Saved entries
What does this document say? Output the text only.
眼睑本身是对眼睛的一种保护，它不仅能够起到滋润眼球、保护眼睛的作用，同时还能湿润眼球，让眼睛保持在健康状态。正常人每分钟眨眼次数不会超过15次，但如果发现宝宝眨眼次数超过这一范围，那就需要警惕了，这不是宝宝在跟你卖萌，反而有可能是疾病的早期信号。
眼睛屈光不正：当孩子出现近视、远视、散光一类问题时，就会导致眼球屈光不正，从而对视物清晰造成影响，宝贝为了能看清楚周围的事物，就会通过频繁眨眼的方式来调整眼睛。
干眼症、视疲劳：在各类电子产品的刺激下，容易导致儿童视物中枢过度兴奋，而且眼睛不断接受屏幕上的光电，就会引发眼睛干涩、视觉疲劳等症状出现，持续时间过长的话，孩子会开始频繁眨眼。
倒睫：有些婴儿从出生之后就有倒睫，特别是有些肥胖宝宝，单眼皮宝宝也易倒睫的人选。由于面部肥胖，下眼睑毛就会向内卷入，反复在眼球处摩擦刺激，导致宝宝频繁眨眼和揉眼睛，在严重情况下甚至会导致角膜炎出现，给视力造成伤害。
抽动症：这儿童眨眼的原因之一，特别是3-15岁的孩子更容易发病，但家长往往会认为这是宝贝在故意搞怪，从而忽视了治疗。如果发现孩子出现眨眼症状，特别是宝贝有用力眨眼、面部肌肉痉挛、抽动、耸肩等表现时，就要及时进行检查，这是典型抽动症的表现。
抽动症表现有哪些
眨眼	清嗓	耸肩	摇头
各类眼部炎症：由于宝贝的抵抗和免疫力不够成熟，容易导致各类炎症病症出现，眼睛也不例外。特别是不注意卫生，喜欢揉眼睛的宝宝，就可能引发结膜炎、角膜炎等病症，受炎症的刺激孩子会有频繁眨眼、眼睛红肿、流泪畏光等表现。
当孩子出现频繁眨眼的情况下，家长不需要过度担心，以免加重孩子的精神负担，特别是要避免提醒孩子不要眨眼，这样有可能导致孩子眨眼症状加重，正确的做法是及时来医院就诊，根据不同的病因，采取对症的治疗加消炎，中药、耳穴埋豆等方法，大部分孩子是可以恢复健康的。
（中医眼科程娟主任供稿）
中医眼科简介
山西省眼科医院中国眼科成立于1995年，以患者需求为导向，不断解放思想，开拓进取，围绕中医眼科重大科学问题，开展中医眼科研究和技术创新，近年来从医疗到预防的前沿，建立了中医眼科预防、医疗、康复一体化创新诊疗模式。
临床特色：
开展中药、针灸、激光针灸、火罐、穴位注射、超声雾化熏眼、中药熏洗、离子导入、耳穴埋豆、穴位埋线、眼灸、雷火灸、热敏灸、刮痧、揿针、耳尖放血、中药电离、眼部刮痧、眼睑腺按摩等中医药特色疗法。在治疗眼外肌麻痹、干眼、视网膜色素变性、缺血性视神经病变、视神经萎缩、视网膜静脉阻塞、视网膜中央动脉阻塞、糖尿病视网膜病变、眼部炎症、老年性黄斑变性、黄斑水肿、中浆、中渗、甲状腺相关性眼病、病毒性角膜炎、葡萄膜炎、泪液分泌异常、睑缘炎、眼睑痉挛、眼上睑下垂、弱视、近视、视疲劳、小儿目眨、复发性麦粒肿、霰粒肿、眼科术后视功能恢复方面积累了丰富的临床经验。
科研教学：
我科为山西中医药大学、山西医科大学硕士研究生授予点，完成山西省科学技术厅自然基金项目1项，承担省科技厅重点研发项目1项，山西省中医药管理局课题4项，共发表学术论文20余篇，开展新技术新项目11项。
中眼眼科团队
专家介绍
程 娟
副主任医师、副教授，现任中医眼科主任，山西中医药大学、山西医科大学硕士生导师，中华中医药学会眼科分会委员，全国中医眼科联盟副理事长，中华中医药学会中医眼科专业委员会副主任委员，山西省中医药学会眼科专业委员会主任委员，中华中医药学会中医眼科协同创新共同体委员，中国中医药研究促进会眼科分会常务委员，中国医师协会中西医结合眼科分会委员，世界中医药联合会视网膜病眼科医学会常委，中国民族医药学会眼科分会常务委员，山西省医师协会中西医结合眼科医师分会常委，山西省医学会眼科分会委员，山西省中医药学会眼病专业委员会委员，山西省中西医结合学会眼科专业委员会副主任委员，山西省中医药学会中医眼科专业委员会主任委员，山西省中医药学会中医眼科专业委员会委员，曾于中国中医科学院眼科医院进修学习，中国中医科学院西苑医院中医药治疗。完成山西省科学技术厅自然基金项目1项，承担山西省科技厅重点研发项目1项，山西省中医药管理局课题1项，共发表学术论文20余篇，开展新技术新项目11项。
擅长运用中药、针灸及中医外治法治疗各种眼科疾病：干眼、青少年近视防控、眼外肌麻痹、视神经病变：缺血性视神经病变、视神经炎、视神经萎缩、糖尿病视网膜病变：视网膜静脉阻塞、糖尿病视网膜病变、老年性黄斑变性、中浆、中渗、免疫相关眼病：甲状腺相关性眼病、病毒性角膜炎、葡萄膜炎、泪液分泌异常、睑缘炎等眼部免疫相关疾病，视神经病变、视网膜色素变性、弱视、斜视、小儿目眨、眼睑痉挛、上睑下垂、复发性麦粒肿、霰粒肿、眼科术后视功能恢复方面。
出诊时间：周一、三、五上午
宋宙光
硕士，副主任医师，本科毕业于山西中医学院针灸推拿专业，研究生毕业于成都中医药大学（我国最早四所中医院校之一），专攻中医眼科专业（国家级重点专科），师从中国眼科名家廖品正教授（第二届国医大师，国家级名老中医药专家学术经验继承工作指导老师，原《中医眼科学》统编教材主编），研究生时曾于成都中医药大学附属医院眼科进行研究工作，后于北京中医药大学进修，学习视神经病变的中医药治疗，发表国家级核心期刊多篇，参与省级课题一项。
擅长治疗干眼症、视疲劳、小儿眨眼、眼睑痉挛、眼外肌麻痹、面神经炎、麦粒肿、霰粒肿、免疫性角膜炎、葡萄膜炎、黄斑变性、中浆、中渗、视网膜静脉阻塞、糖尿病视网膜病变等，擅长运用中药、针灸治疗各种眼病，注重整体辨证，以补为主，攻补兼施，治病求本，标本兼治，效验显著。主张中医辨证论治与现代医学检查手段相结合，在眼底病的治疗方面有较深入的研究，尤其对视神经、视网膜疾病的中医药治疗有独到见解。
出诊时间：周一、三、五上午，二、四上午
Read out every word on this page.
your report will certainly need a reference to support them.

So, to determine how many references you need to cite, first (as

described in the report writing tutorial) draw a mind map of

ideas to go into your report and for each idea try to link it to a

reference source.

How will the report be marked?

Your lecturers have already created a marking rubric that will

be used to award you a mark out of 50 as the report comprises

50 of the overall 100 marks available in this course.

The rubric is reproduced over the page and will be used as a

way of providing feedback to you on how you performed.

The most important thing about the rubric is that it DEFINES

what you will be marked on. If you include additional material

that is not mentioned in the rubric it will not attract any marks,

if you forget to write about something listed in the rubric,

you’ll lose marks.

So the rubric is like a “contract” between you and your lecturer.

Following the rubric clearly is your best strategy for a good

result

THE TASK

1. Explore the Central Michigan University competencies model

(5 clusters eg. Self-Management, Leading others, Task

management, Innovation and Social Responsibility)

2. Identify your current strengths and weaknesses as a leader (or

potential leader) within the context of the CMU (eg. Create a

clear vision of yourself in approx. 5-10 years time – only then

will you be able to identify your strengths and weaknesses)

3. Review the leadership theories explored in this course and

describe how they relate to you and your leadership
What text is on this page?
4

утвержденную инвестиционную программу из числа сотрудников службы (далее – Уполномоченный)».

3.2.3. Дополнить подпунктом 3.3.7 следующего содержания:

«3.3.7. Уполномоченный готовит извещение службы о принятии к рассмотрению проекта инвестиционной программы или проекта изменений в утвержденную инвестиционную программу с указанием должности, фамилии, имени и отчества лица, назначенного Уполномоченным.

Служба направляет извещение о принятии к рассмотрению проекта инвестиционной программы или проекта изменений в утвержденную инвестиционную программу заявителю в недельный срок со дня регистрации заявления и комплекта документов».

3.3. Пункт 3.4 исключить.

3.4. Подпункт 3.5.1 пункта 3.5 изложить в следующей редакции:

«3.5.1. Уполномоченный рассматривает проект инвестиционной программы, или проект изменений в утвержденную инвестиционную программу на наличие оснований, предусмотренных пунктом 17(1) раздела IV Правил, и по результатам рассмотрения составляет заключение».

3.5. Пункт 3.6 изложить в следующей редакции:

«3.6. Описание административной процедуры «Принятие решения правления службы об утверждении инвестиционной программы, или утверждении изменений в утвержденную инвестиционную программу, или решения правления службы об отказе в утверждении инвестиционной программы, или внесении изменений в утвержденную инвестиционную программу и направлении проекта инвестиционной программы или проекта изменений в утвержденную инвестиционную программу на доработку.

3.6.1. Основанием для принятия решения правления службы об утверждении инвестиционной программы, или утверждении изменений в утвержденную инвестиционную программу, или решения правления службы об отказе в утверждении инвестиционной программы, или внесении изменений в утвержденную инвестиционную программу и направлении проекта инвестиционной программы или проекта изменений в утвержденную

> _Task to carry out_
Copy, character for character, the lines from the line that holds "What text is on this page?" through the final line of the records above.

> _Full answer_
What text is on this page?
4

утвержденную инвестиционную программу из числа сотрудников службы (далее – Уполномоченный)».

3.2.3. Дополнить подпунктом 3.3.7 следующего содержания:

«3.3.7. Уполномоченный готовит извещение службы о принятии к рассмотрению проекта инвестиционной программы или проекта изменений в утвержденную инвестиционную программу с указанием должности, фамилии, имени и отчества лица, назначенного Уполномоченным.

Служба направляет извещение о принятии к рассмотрению проекта инвестиционной программы или проекта изменений в утвержденную инвестиционную программу заявителю в недельный срок со дня регистрации заявления и комплекта документов».

3.3. Пункт 3.4 исключить.

3.4. Подпункт 3.5.1 пункта 3.5 изложить в следующей редакции:

«3.5.1. Уполномоченный рассматривает проект инвестиционной программы, или проект изменений в утвержденную инвестиционную программу на наличие оснований, предусмотренных пунктом 17(1) раздела IV Правил, и по результатам рассмотрения составляет заключение».

3.5. Пункт 3.6 изложить в следующей редакции:

«3.6. Описание административной процедуры «Принятие решения правления службы об утверждении инвестиционной программы, или утверждении изменений в утвержденную инвестиционную программу, или решения правления службы об отказе в утверждении инвестиционной программы, или внесении изменений в утвержденную инвестиционную программу и направлении проекта инвестиционной программы или проекта изменений в утвержденную инвестиционную программу на доработку.

3.6.1. Основанием для принятия решения правления службы об утверждении инвестиционной программы, или утверждении изменений в утвержденную инвестиционную программу, или решения правления службы об отказе в утверждении инвестиционной программы, или внесении изменений в утвержденную инвестиционную программу и направлении проекта инвестиционной программы или проекта изменений в утвержденную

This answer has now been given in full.